## Records provided
______

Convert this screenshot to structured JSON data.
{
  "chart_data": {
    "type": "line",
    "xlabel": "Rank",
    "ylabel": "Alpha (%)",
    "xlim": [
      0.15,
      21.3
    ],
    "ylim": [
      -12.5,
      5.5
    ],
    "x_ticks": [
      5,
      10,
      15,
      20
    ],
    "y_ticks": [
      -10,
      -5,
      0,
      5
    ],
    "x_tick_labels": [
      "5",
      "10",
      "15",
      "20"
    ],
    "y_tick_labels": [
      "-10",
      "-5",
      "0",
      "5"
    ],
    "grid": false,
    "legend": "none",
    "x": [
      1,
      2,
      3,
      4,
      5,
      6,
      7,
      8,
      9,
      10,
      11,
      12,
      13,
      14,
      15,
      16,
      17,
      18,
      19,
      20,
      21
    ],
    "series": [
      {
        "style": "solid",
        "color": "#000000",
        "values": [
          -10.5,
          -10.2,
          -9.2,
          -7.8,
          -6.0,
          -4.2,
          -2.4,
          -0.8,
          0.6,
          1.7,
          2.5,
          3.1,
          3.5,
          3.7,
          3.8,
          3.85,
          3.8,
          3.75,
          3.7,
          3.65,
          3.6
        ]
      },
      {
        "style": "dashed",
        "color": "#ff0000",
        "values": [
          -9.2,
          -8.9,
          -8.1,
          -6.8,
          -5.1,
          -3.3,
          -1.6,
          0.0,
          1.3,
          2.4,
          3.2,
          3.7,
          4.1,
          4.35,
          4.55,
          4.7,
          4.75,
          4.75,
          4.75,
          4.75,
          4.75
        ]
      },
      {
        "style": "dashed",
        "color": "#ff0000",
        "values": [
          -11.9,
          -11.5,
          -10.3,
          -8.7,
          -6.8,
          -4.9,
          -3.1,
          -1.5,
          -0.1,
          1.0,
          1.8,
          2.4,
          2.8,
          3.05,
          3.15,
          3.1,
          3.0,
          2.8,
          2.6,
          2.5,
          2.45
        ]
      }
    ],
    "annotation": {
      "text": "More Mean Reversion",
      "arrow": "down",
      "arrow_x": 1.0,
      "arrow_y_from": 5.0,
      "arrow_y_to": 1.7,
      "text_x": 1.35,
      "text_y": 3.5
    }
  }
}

______

Copy every record exactly as presented.

Convert this screenshot to structured JSON data.
{
  "chart_data": {
    "type": "line",
    "xlabel": "Rank",
    "ylabel": "Alpha (%)",
    "xlim": [
      0.15,
      21.3
    ],
    "ylim": [
      -12.5,
      5.5
    ],
    "x_ticks": [
      5,
      10,
      15,
      20
    ],
    "y_ticks": [
      -10,
      -5,
      0,
      5
    ],
    "x_tick_labels": [
      "5",
      "10",
      "15",
      "20"
    ],
    "y_tick_labels": [
      "-10",
      "-5",
      "0",
      "5"
    ],
    "grid": false,
    "legend": "none",
    "x": [
      1,
      2,
      3,
      4,
      5,
      6,
      7,
      8,
      9,
      10,
      11,
      12,
      13,
      14,
      15,
      16,
      17,
      18,
      19,
      20,
      21
    ],
    "series": [
      {
        "style": "solid",
        "color": "#000000",
        "values": [
          -10.5,
          -10.2,
          -9.2,
          -7.8,
          -6.0,
          -4.2,
          -2.4,
          -0.8,
          0.6,
          1.7,
          2.5,
          3.1,
          3.5,
          3.7,
          3.8,
          3.85,
          3.8,
          3.75,
          3.7,
          3.65,
          3.6
        ]
      },
      {
        "style": "dashed",
        "color": "#ff0000",
        "values": [
          -9.2,
          -8.9,
          -8.1,
          -6.8,
          -5.1,
          -3.3,
          -1.6,
          0.0,
          1.3,
          2.4,
          3.2,
          3.7,
          4.1,
          4.35,
          4.55,
          4.7,
          4.75,
          4.75,
          4.75,
          4.75,
          4.75
        ]
      },
      {
        "style": "dashed",
        "color": "#ff0000",
        "values": [
          -11.9,
          -11.5,
          -10.3,
          -8.7,
          -6.8,
          -4.9,
          -3.1,
          -1.5,
          -0.1,
          1.0,
          1.8,
          2.4,
          2.8,
          3.05,
          3.15,
          3.1,
          3.0,
          2.8,
          2.6,
          2.5,
          2.45
        ]
      }
    ],
    "annotation": {
      "text": "More Mean Reversion",
      "arrow": "down",
      "arrow_x": 1.0,
      "arrow_y_from": 5.0,
      "arrow_y_to": 1.7,
      "text_x": 1.35,
      "text_y": 3.5
    }
  }
}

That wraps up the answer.